| TASK TO CARRY OUT |
Using the records below, copy out exactly the line that contains "Decode this image" and every line that follows it, up to and including the last, and no others.

A block of data:
#####

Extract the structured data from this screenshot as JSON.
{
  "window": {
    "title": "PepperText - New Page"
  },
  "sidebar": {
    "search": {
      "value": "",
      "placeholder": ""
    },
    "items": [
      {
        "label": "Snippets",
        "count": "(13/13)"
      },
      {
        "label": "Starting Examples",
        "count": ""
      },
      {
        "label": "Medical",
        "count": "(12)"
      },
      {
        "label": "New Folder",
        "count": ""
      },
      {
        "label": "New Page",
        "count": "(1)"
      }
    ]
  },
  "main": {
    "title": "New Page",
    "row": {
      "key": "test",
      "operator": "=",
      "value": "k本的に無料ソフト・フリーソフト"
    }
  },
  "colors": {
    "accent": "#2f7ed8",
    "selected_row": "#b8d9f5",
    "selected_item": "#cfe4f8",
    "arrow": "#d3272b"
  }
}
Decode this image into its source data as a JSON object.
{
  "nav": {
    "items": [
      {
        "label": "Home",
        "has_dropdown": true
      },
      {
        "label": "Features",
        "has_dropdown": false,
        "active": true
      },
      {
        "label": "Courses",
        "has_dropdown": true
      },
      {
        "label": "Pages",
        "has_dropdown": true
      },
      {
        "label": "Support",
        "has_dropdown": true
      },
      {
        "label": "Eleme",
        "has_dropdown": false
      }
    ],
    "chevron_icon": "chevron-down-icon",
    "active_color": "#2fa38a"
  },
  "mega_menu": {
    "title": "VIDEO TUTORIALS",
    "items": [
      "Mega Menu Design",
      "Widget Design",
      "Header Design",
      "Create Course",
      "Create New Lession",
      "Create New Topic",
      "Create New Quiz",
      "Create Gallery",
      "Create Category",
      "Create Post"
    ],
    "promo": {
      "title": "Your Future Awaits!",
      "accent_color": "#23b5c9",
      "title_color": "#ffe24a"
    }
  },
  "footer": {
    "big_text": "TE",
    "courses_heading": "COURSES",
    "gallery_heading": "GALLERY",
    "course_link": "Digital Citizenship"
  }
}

#####

| FINISHED TASK |
Decode this image into its source data as a JSON object.
{
  "nav": {
    "items": [
      {
        "label": "Home",
        "has_dropdown": true
      },
      {
        "label": "Features",
        "has_dropdown": false,
        "active": true
      },
      {
        "label": "Courses",
        "has_dropdown": true
      },
      {
        "label": "Pages",
        "has_dropdown": true
      },
      {
        "label": "Support",
        "has_dropdown": true
      },
      {
        "label": "Eleme",
        "has_dropdown": false
      }
    ],
    "chevron_icon": "chevron-down-icon",
    "active_color": "#2fa38a"
  },
  "mega_menu": {
    "title": "VIDEO TUTORIALS",
    "items": [
      "Mega Menu Design",
      "Widget Design",
      "Header Design",
      "Create Course",
      "Create New Lession",
      "Create New Topic",
      "Create New Quiz",
      "Create Gallery",
      "Create Category",
      "Create Post"
    ],
    "promo": {
      "title": "Your Future Awaits!",
      "accent_color": "#23b5c9",
      "title_color": "#ffe24a"
    }
  },
  "footer": {
    "big_text": "TE",
    "courses_heading": "COURSES",
    "gallery_heading": "GALLERY",
    "course_link": "Digital Citizenship"
  }
}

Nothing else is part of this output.